Task prompt
State how many lines contain "xlabel", and write nothing except that count.

Record list
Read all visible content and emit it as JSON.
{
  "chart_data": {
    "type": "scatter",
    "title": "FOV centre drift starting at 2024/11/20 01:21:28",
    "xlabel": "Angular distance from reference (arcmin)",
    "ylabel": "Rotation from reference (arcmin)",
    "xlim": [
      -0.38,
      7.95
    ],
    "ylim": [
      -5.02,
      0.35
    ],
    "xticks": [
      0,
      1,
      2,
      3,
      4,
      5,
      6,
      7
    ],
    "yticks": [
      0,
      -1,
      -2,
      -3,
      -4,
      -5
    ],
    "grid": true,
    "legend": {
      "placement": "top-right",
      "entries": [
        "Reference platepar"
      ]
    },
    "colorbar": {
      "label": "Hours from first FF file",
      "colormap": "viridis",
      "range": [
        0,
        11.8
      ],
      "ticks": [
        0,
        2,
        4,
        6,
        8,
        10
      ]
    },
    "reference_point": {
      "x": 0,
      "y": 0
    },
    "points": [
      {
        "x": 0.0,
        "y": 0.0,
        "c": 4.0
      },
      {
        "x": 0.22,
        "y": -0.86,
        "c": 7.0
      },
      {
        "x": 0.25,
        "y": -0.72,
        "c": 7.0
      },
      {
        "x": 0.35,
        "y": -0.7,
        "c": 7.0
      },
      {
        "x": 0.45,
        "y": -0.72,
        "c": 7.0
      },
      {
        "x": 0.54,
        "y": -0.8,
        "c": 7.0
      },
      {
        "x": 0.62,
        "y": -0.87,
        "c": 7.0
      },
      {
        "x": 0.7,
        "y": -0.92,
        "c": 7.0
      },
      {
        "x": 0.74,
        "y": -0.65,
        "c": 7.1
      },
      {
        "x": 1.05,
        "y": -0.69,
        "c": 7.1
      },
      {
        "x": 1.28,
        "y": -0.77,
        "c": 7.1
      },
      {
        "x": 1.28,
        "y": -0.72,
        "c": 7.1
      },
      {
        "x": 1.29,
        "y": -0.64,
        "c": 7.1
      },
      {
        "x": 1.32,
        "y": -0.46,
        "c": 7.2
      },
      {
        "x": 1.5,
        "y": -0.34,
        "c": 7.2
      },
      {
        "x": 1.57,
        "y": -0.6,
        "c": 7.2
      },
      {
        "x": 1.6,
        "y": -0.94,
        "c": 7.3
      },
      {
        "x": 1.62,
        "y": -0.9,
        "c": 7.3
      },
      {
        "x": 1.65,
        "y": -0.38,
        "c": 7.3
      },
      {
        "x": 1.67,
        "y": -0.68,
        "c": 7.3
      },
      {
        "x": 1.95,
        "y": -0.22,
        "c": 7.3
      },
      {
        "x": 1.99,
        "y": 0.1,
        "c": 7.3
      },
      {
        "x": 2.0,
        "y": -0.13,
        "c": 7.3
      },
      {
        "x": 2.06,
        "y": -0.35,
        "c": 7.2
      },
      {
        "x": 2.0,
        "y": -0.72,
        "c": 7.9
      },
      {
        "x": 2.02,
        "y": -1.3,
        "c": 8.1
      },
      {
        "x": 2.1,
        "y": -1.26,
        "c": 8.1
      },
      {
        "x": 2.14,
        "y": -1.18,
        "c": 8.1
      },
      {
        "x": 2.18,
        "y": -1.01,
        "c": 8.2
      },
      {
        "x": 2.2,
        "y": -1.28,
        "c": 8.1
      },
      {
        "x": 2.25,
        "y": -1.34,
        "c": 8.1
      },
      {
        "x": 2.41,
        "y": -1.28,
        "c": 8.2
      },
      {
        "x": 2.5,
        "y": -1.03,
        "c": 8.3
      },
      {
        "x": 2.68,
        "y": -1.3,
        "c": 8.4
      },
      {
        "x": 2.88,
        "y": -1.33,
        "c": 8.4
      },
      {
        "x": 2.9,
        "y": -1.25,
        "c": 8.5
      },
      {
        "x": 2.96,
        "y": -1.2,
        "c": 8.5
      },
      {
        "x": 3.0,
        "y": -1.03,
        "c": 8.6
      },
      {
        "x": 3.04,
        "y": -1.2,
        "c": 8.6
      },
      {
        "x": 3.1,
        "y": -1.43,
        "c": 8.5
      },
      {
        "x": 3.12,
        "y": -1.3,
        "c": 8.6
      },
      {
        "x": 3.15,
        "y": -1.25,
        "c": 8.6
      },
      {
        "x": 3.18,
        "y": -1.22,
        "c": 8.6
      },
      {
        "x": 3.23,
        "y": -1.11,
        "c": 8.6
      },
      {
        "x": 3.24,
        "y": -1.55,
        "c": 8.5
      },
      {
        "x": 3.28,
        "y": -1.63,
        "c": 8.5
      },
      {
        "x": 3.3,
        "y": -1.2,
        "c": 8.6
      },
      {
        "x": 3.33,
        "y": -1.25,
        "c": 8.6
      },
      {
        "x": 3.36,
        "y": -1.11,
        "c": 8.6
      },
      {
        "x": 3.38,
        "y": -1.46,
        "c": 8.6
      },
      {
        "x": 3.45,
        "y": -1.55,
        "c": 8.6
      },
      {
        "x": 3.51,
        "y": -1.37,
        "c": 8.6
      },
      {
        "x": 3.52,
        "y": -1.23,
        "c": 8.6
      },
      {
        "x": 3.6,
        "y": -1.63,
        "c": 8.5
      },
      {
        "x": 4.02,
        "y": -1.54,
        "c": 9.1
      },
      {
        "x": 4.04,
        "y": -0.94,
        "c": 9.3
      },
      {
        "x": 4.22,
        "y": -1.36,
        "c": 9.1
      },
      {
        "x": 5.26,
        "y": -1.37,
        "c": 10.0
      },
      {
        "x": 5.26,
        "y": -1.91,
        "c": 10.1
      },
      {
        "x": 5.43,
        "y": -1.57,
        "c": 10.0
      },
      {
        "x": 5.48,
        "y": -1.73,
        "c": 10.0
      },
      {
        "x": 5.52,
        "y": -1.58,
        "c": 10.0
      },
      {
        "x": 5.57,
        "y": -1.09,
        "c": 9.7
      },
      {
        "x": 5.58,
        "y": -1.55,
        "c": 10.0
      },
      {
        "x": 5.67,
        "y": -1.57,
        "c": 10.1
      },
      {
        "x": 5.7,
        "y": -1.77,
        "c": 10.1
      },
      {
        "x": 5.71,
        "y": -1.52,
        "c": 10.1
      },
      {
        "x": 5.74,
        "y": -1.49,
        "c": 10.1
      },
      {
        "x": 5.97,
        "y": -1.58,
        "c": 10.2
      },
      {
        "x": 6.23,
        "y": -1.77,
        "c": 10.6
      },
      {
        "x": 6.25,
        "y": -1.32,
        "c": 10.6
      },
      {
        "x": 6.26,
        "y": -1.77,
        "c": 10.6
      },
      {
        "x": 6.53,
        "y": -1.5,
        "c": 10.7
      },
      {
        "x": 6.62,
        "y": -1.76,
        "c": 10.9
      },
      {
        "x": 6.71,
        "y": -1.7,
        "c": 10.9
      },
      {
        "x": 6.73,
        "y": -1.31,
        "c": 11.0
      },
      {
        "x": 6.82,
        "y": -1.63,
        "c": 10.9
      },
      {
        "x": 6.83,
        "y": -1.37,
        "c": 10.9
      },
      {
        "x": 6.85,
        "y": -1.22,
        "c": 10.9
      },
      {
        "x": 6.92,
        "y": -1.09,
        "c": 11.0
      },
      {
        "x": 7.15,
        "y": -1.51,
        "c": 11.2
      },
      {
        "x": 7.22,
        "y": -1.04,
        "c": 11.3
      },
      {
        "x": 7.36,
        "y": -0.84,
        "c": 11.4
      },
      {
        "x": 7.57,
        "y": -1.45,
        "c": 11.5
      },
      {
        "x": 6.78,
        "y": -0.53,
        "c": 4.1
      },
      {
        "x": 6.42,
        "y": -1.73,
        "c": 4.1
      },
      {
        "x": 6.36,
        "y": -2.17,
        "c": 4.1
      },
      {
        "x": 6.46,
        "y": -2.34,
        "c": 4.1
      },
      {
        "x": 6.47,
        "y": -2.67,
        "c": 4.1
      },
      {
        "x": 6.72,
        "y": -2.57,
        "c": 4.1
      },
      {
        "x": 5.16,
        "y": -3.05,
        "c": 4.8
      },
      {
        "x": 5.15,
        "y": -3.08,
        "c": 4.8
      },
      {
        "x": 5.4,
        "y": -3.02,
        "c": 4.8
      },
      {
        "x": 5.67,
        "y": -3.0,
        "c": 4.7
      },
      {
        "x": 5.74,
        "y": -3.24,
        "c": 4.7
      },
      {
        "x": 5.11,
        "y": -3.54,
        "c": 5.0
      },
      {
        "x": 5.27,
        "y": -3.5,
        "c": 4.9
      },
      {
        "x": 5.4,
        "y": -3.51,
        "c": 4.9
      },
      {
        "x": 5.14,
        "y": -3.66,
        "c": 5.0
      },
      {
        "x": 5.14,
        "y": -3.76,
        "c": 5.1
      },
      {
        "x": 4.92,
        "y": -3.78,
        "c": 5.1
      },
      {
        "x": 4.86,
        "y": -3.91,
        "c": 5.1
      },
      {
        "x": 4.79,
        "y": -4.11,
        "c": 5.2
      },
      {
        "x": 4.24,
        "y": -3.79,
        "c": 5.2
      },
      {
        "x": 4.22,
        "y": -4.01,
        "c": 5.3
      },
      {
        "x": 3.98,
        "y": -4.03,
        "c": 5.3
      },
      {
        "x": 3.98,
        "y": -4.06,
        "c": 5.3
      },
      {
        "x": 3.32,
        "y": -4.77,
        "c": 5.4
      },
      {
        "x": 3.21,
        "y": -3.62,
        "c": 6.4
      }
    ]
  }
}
---
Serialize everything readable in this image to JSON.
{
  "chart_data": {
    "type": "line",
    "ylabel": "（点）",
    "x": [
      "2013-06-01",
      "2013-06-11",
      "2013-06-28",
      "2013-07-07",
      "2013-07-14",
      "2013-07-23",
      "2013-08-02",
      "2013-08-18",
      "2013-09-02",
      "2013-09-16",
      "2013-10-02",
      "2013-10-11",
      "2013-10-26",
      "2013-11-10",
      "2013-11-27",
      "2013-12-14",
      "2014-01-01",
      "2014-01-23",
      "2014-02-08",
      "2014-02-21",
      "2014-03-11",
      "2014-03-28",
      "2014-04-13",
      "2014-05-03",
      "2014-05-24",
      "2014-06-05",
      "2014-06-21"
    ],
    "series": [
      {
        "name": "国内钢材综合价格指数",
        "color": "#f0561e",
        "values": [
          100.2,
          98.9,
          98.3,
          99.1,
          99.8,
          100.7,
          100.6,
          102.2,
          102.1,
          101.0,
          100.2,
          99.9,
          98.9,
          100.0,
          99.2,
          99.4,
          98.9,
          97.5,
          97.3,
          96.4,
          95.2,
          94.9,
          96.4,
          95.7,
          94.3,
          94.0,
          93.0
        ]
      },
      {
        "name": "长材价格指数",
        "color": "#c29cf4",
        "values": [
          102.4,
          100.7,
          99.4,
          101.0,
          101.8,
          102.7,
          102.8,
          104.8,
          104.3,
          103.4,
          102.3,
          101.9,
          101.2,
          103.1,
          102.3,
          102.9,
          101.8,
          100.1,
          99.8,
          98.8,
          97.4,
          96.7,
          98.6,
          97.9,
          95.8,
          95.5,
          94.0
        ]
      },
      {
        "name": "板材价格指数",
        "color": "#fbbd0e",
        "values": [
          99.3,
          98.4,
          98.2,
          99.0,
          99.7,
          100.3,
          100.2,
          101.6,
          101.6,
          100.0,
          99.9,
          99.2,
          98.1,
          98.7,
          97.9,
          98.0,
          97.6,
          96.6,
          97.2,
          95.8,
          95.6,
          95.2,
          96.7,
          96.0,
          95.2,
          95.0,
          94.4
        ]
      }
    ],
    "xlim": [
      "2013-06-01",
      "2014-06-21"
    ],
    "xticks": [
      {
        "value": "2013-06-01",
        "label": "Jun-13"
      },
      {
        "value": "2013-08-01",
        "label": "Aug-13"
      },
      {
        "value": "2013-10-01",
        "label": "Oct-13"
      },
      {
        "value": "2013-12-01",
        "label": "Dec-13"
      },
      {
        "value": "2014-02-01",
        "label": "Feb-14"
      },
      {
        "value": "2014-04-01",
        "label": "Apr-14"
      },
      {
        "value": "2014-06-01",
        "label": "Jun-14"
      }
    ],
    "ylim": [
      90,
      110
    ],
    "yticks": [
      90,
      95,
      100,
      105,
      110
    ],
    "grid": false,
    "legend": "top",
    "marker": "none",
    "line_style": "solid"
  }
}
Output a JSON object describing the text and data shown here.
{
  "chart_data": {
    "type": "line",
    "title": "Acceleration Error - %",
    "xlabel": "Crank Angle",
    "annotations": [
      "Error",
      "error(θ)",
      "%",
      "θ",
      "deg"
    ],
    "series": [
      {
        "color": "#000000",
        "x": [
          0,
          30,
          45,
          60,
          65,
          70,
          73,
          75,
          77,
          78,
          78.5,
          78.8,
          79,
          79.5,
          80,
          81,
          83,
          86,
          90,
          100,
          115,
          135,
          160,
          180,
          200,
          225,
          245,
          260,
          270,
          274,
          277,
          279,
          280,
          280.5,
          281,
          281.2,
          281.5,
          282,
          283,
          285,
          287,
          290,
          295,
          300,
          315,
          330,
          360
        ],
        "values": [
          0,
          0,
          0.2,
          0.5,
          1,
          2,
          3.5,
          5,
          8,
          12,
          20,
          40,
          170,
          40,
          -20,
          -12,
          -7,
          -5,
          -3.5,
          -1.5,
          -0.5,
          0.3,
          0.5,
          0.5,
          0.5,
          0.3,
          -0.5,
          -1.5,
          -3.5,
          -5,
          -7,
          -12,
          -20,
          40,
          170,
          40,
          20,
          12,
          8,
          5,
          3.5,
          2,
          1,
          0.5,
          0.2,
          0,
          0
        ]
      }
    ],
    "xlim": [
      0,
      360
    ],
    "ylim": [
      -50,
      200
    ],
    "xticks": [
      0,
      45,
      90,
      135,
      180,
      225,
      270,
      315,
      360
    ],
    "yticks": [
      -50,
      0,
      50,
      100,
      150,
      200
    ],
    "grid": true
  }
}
--
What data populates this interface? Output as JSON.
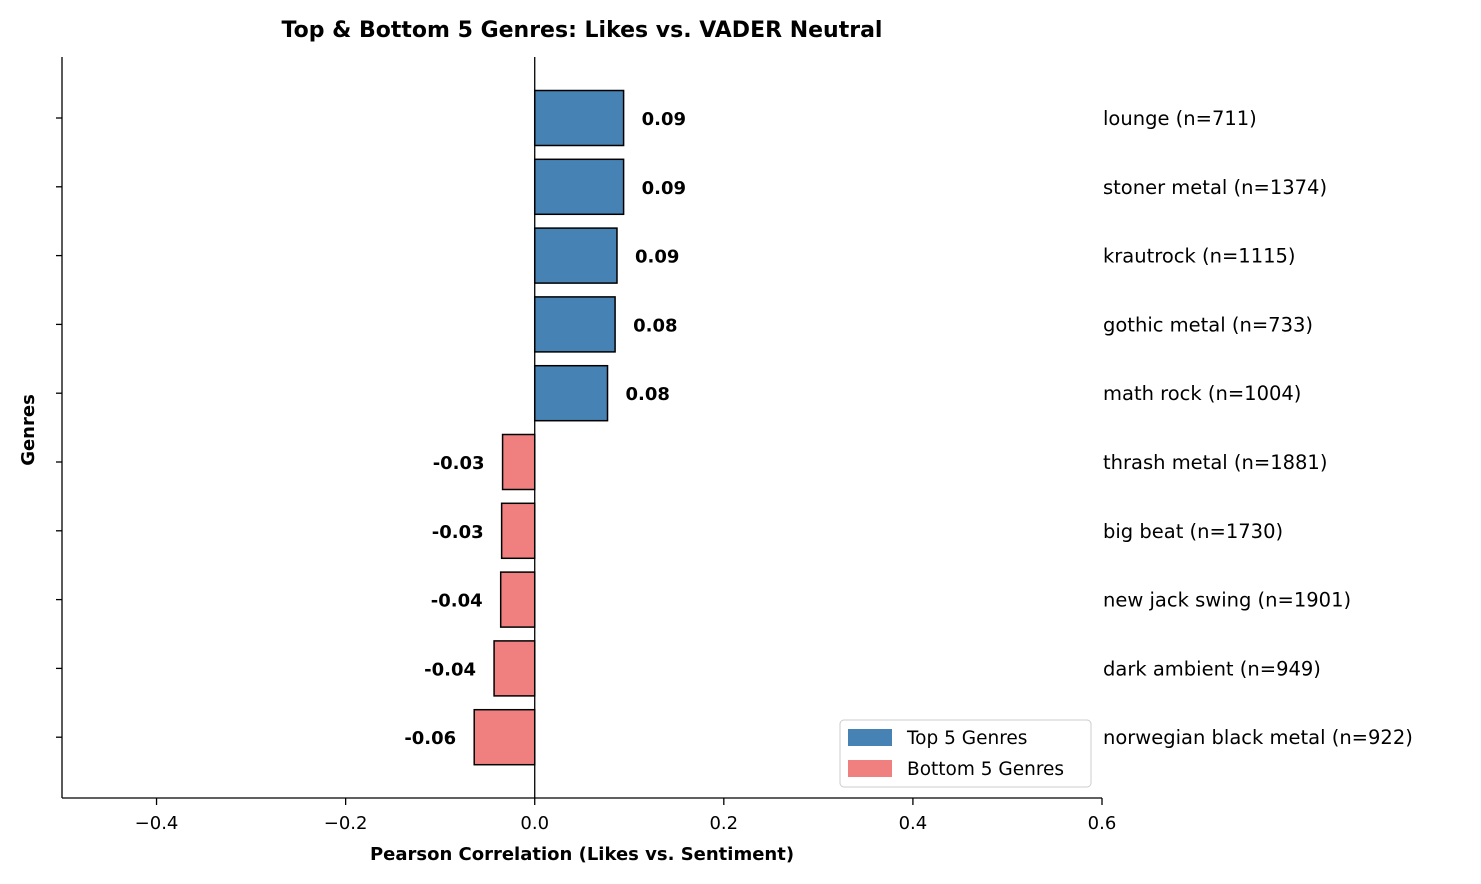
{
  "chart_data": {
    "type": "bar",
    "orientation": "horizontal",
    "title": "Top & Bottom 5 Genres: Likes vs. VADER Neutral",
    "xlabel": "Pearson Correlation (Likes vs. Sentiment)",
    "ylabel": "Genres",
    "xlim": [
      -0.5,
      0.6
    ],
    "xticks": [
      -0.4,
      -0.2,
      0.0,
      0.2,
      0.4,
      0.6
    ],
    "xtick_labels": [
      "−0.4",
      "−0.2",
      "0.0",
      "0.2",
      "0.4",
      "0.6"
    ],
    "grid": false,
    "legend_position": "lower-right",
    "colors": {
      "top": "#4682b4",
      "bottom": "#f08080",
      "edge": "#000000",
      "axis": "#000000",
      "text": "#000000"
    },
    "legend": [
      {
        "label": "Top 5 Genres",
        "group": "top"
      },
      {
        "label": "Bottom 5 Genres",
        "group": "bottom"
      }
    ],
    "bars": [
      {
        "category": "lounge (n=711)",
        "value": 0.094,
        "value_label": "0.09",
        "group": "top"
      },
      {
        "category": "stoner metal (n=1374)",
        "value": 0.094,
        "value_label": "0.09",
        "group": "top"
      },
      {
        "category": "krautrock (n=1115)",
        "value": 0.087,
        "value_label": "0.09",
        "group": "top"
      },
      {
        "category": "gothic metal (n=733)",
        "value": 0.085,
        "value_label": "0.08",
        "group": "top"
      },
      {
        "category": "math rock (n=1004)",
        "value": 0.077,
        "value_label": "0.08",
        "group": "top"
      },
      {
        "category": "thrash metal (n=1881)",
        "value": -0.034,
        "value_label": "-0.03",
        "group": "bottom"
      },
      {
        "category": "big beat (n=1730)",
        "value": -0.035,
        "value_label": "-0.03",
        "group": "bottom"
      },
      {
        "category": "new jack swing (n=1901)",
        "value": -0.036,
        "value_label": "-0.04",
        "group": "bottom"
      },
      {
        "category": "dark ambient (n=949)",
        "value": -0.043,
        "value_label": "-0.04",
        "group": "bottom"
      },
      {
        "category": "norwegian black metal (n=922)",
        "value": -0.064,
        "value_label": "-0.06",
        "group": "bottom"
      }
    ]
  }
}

Reply
3